#### EXERCISE:
All of the entries must be reproduced exactly, with no images carried over.

#### SOURCE RECORDS:

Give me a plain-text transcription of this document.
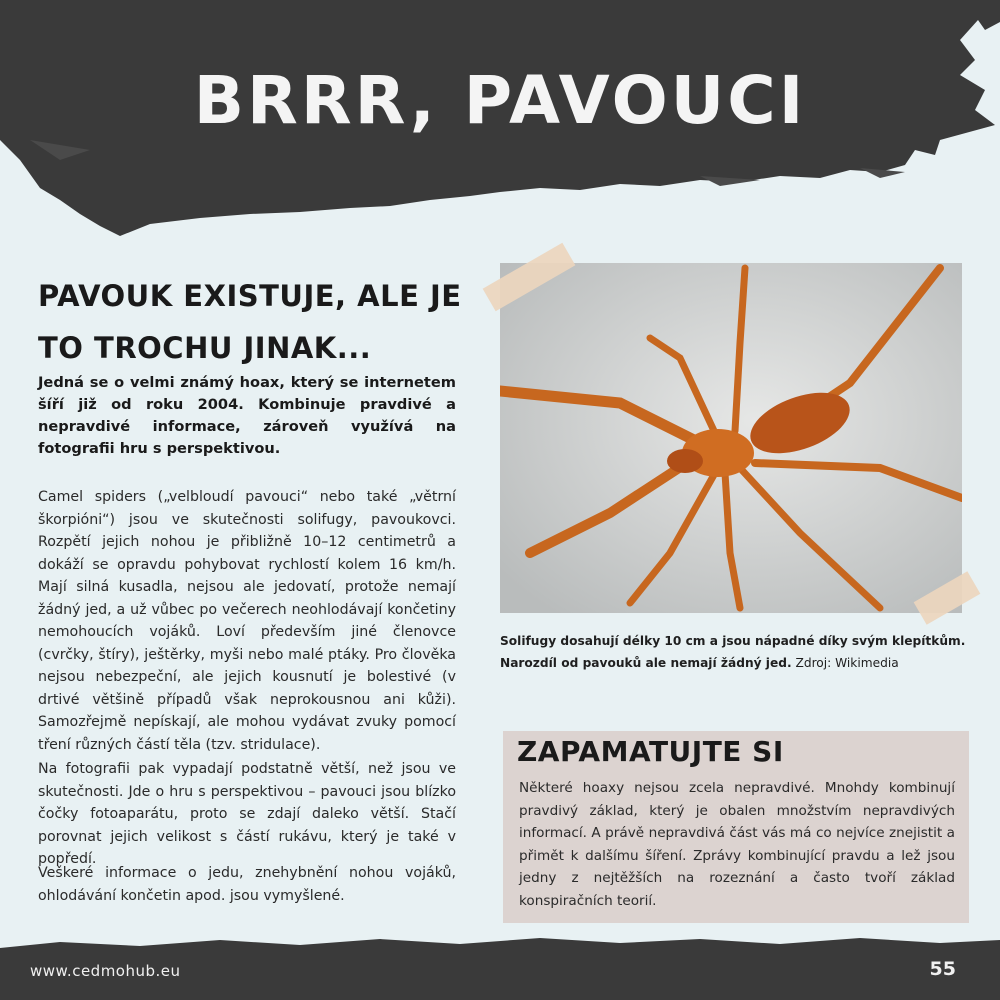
BRRR, PAVOUCI
PAVOUK EXISTUJE, ALE JE TO TROCHU JINAK...

Jedná se o velmi známý hoax, který se internetem šíří již od roku 2004. Kombinuje pravdivé a nepravdivé informace, zároveň využívá na fotografii hru s perspektivou.

Camel spiders („velbloudí pavouci“ nebo také „větrní škorpióni“) jsou ve skutečnosti solifugy, pavoukovci. Rozpětí jejich nohou je přibližně 10–12 centimetrů a dokáží se opravdu pohybovat rychlostí kolem 16 km/h. Mají silná kusadla, nejsou ale jedovatí, protože nemají žádný jed, a už vůbec po večerech neohlodávají končetiny nemohoucích vojáků. Loví především jiné členovce (cvrčky, štíry), ještěrky, myši nebo malé ptáky. Pro člověka nejsou nebezpeční, ale jejich kousnutí je bolestivé (v drtivé většině případů však neprokousnou ani kůži). Samozřejmě nepískají, ale mohou vydávat zvuky pomocí tření různých částí těla (tzv. stridulace).

Na fotografii pak vypadají podstatně větší, než jsou ve skutečnosti. Jde o hru s perspektivou – pavouci jsou blízko čočky fotoaparátu, proto se zdají daleko větší. Stačí porovnat jejich velikost s částí rukávu, který je také v popředí.

Veškeré informace o jedu, znehybnění nohou vojáků, ohlodávání končetin apod. jsou vymyšlené.

Solifugy dosahují délky 10 cm a jsou nápadné díky svým klepítkům. Narozdíl od pavouků ale nemají žádný jed. Zdroj: Wikimedia

ZAPAMATUJTE SI

Některé hoaxy nejsou zcela nepravdivé. Mnohdy kombinují pravdivý základ, který je obalen množstvím nepravdivých informací. A právě nepravdivá část vás má co nejvíce znejistit a přimět k dalšímu šíření. Zprávy kombinující pravdu a lež jsou jedny z nejtěžších na rozeznání a často tvoří základ konspiračních teorií.

www.cedmohub.eu	55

#### REPLY TO THE EXERCISE:
Give me a plain-text transcription of this document.
BRRR, PAVOUCI
PAVOUK EXISTUJE, ALE JE TO TROCHU JINAK...

Jedná se o velmi známý hoax, který se internetem šíří již od roku 2004. Kombinuje pravdivé a nepravdivé informace, zároveň využívá na fotografii hru s perspektivou.

Camel spiders („velbloudí pavouci“ nebo také „větrní škorpióni“) jsou ve skutečnosti solifugy, pavoukovci. Rozpětí jejich nohou je přibližně 10–12 centimetrů a dokáží se opravdu pohybovat rychlostí kolem 16 km/h. Mají silná kusadla, nejsou ale jedovatí, protože nemají žádný jed, a už vůbec po večerech neohlodávají končetiny nemohoucích vojáků. Loví především jiné členovce (cvrčky, štíry), ještěrky, myši nebo malé ptáky. Pro člověka nejsou nebezpeční, ale jejich kousnutí je bolestivé (v drtivé většině případů však neprokousnou ani kůži). Samozřejmě nepískají, ale mohou vydávat zvuky pomocí tření různých částí těla (tzv. stridulace).

Na fotografii pak vypadají podstatně větší, než jsou ve skutečnosti. Jde o hru s perspektivou – pavouci jsou blízko čočky fotoaparátu, proto se zdají daleko větší. Stačí porovnat jejich velikost s částí rukávu, který je také v popředí.

Veškeré informace o jedu, znehybnění nohou vojáků, ohlodávání končetin apod. jsou vymyšlené.

Solifugy dosahují délky 10 cm a jsou nápadné díky svým klepítkům. Narozdíl od pavouků ale nemají žádný jed. Zdroj: Wikimedia

ZAPAMATUJTE SI

Některé hoaxy nejsou zcela nepravdivé. Mnohdy kombinují pravdivý základ, který je obalen množstvím nepravdivých informací. A právě nepravdivá část vás má co nejvíce znejistit a přimět k dalšímu šíření. Zprávy kombinující pravdu a lež jsou jedny z nejtěžších na rozeznání a často tvoří základ konspiračních teorií.

www.cedmohub.eu	55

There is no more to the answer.